PROMPT: Every record must be repeated exactly, with no omission.

INFORMATION PROVIDED:
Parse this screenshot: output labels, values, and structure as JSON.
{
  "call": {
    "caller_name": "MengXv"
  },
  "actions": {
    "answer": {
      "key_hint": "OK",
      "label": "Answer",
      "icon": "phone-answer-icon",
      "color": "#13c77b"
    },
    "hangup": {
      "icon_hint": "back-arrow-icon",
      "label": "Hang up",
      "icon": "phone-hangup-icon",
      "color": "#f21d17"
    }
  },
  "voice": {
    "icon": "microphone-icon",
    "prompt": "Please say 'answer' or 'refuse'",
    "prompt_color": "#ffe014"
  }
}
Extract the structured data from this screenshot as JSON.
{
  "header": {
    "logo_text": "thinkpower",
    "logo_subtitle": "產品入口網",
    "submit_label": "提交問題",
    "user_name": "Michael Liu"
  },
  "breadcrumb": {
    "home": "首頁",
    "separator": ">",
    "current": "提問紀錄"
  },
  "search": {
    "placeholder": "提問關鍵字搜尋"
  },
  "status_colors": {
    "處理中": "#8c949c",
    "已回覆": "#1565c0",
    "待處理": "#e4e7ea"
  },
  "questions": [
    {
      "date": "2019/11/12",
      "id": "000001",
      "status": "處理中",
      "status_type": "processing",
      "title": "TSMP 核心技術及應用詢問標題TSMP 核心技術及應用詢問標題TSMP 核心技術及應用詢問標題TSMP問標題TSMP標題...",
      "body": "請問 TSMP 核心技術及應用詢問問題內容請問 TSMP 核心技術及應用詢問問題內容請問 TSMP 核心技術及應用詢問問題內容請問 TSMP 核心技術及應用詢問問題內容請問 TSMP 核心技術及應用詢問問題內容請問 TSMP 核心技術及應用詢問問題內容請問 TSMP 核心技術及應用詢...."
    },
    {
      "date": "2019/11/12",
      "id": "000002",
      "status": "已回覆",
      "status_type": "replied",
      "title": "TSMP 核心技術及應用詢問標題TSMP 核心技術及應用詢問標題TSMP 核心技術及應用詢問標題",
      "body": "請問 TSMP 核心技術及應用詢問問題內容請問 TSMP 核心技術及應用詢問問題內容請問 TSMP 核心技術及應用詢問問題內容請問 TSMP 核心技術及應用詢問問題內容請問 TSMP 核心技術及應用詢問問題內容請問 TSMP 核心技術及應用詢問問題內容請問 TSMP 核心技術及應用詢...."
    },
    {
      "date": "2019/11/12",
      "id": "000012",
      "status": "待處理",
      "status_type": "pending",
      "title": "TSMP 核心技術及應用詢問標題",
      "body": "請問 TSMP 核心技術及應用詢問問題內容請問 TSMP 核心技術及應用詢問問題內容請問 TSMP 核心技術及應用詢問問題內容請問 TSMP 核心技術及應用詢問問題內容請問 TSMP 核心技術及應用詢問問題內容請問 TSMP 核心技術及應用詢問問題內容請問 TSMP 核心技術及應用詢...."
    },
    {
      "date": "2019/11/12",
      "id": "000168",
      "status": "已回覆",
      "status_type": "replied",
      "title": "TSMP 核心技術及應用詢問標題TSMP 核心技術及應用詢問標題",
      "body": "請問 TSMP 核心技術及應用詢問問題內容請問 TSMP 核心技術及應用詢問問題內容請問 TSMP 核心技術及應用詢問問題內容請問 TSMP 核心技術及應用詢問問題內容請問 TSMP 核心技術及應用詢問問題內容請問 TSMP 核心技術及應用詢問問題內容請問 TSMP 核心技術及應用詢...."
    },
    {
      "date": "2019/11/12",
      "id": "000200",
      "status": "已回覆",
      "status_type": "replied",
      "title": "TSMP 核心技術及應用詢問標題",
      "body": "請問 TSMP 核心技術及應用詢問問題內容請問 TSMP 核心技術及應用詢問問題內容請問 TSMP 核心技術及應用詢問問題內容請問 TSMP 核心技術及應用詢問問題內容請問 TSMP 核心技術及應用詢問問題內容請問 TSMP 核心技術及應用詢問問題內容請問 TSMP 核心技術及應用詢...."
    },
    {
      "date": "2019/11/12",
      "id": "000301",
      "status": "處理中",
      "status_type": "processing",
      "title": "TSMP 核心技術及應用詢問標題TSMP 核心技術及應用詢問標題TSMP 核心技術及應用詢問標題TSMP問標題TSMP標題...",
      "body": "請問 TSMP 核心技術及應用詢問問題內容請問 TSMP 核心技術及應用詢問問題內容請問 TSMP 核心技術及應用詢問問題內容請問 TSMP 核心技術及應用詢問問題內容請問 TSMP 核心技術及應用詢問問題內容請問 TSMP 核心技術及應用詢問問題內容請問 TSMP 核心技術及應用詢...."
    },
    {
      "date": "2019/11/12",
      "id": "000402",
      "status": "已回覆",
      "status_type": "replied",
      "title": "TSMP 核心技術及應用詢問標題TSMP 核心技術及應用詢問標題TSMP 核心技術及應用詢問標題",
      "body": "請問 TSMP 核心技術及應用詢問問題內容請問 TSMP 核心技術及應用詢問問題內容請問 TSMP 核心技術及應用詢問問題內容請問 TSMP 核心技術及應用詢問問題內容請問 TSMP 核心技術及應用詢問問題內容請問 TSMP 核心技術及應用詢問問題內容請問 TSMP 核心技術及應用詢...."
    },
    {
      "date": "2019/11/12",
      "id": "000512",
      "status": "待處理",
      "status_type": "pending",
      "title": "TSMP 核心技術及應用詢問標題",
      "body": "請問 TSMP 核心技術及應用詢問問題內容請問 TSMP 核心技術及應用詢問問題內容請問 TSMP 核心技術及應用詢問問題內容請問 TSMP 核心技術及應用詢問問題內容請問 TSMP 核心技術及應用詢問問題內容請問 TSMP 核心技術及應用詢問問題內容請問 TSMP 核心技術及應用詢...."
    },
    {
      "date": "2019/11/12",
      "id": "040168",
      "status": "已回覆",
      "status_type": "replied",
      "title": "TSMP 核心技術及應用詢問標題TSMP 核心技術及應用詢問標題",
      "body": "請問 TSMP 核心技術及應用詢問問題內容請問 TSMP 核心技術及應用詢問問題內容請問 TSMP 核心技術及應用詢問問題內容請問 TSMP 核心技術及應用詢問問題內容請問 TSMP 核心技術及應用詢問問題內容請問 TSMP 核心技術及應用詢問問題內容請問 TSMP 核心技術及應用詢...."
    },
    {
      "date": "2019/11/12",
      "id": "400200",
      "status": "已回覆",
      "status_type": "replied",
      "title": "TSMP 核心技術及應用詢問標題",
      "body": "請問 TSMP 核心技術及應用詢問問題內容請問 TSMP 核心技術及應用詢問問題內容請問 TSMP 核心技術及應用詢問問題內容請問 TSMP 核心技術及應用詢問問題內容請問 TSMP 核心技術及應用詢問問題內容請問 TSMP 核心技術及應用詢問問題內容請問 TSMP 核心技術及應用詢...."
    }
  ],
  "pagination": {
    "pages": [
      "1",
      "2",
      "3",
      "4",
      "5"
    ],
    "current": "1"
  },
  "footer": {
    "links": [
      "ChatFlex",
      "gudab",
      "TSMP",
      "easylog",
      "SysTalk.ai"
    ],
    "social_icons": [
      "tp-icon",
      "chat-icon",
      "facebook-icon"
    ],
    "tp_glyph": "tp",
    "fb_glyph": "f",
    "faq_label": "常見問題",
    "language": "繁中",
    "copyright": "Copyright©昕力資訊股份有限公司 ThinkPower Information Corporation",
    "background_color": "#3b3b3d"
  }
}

EXERCISE SOLUTION:
Parse this screenshot: output labels, values, and structure as JSON.
{
  "call": {
    "caller_name": "MengXv"
  },
  "actions": {
    "answer": {
      "key_hint": "OK",
      "label": "Answer",
      "icon": "phone-answer-icon",
      "color": "#13c77b"
    },
    "hangup": {
      "icon_hint": "back-arrow-icon",
      "label": "Hang up",
      "icon": "phone-hangup-icon",
      "color": "#f21d17"
    }
  },
  "voice": {
    "icon": "microphone-icon",
    "prompt": "Please say 'answer' or 'refuse'",
    "prompt_color": "#ffe014"
  }
}
Extract the structured data from this screenshot as JSON.
{
  "header": {
    "logo_text": "thinkpower",
    "logo_subtitle": "產品入口網",
    "submit_label": "提交問題",
    "user_name": "Michael Liu"
  },
  "breadcrumb": {
    "home": "首頁",
    "separator": ">",
    "current": "提問紀錄"
  },
  "search": {
    "placeholder": "提問關鍵字搜尋"
  },
  "status_colors": {
    "處理中": "#8c949c",
    "已回覆": "#1565c0",
    "待處理": "#e4e7ea"
  },
  "questions": [
    {
      "date": "2019/11/12",
      "id": "000001",
      "status": "處理中",
      "status_type": "processing",
      "title": "TSMP 核心技術及應用詢問標題TSMP 核心技術及應用詢問標題TSMP 核心技術及應用詢問標題TSMP問標題TSMP標題...",
      "body": "請問 TSMP 核心技術及應用詢問問題內容請問 TSMP 核心技術及應用詢問問題內容請問 TSMP 核心技術及應用詢問問題內容請問 TSMP 核心技術及應用詢問問題內容請問 TSMP 核心技術及應用詢問問題內容請問 TSMP 核心技術及應用詢問問題內容請問 TSMP 核心技術及應用詢...."
    },
    {
      "date": "2019/11/12",
      "id": "000002",
      "status": "已回覆",
      "status_type": "replied",
      "title": "TSMP 核心技術及應用詢問標題TSMP 核心技術及應用詢問標題TSMP 核心技術及應用詢問標題",
      "body": "請問 TSMP 核心技術及應用詢問問題內容請問 TSMP 核心技術及應用詢問問題內容請問 TSMP 核心技術及應用詢問問題內容請問 TSMP 核心技術及應用詢問問題內容請問 TSMP 核心技術及應用詢問問題內容請問 TSMP 核心技術及應用詢問問題內容請問 TSMP 核心技術及應用詢...."
    },
    {
      "date": "2019/11/12",
      "id": "000012",
      "status": "待處理",
      "status_type": "pending",
      "title": "TSMP 核心技術及應用詢問標題",
      "body": "請問 TSMP 核心技術及應用詢問問題內容請問 TSMP 核心技術及應用詢問問題內容請問 TSMP 核心技術及應用詢問問題內容請問 TSMP 核心技術及應用詢問問題內容請問 TSMP 核心技術及應用詢問問題內容請問 TSMP 核心技術及應用詢問問題內容請問 TSMP 核心技術及應用詢...."
    },
    {
      "date": "2019/11/12",
      "id": "000168",
      "status": "已回覆",
      "status_type": "replied",
      "title": "TSMP 核心技術及應用詢問標題TSMP 核心技術及應用詢問標題",
      "body": "請問 TSMP 核心技術及應用詢問問題內容請問 TSMP 核心技術及應用詢問問題內容請問 TSMP 核心技術及應用詢問問題內容請問 TSMP 核心技術及應用詢問問題內容請問 TSMP 核心技術及應用詢問問題內容請問 TSMP 核心技術及應用詢問問題內容請問 TSMP 核心技術及應用詢...."
    },
    {
      "date": "2019/11/12",
      "id": "000200",
      "status": "已回覆",
      "status_type": "replied",
      "title": "TSMP 核心技術及應用詢問標題",
      "body": "請問 TSMP 核心技術及應用詢問問題內容請問 TSMP 核心技術及應用詢問問題內容請問 TSMP 核心技術及應用詢問問題內容請問 TSMP 核心技術及應用詢問問題內容請問 TSMP 核心技術及應用詢問問題內容請問 TSMP 核心技術及應用詢問問題內容請問 TSMP 核心技術及應用詢...."
    },
    {
      "date": "2019/11/12",
      "id": "000301",
      "status": "處理中",
      "status_type": "processing",
      "title": "TSMP 核心技術及應用詢問標題TSMP 核心技術及應用詢問標題TSMP 核心技術及應用詢問標題TSMP問標題TSMP標題...",
      "body": "請問 TSMP 核心技術及應用詢問問題內容請問 TSMP 核心技術及應用詢問問題內容請問 TSMP 核心技術及應用詢問問題內容請問 TSMP 核心技術及應用詢問問題內容請問 TSMP 核心技術及應用詢問問題內容請問 TSMP 核心技術及應用詢問問題內容請問 TSMP 核心技術及應用詢...."
    },
    {
      "date": "2019/11/12",
      "id": "000402",
      "status": "已回覆",
      "status_type": "replied",
      "title": "TSMP 核心技術及應用詢問標題TSMP 核心技術及應用詢問標題TSMP 核心技術及應用詢問標題",
      "body": "請問 TSMP 核心技術及應用詢問問題內容請問 TSMP 核心技術及應用詢問問題內容請問 TSMP 核心技術及應用詢問問題內容請問 TSMP 核心技術及應用詢問問題內容請問 TSMP 核心技術及應用詢問問題內容請問 TSMP 核心技術及應用詢問問題內容請問 TSMP 核心技術及應用詢...."
    },
    {
      "date": "2019/11/12",
      "id": "000512",
      "status": "待處理",
      "status_type": "pending",
      "title": "TSMP 核心技術及應用詢問標題",
      "body": "請問 TSMP 核心技術及應用詢問問題內容請問 TSMP 核心技術及應用詢問問題內容請問 TSMP 核心技術及應用詢問問題內容請問 TSMP 核心技術及應用詢問問題內容請問 TSMP 核心技術及應用詢問問題內容請問 TSMP 核心技術及應用詢問問題內容請問 TSMP 核心技術及應用詢...."
    },
    {
      "date": "2019/11/12",
      "id": "040168",
      "status": "已回覆",
      "status_type": "replied",
      "title": "TSMP 核心技術及應用詢問標題TSMP 核心技術及應用詢問標題",
      "body": "請問 TSMP 核心技術及應用詢問問題內容請問 TSMP 核心技術及應用詢問問題內容請問 TSMP 核心技術及應用詢問問題內容請問 TSMP 核心技術及應用詢問問題內容請問 TSMP 核心技術及應用詢問問題內容請問 TSMP 核心技術及應用詢問問題內容請問 TSMP 核心技術及應用詢...."
    },
    {
      "date": "2019/11/12",
      "id": "400200",
      "status": "已回覆",
      "status_type": "replied",
      "title": "TSMP 核心技術及應用詢問標題",
      "body": "請問 TSMP 核心技術及應用詢問問題內容請問 TSMP 核心技術及應用詢問問題內容請問 TSMP 核心技術及應用詢問問題內容請問 TSMP 核心技術及應用詢問問題內容請問 TSMP 核心技術及應用詢問問題內容請問 TSMP 核心技術及應用詢問問題內容請問 TSMP 核心技術及應用詢...."
    }
  ],
  "pagination": {
    "pages": [
      "1",
      "2",
      "3",
      "4",
      "5"
    ],
    "current": "1"
  },
  "footer": {
    "links": [
      "ChatFlex",
      "gudab",
      "TSMP",
      "easylog",
      "SysTalk.ai"
    ],
    "social_icons": [
      "tp-icon",
      "chat-icon",
      "facebook-icon"
    ],
    "tp_glyph": "tp",
    "fb_glyph": "f",
    "faq_label": "常見問題",
    "language": "繁中",
    "copyright": "Copyright©昕力資訊股份有限公司 ThinkPower Information Corporation",
    "background_color": "#3b3b3d"
  }
}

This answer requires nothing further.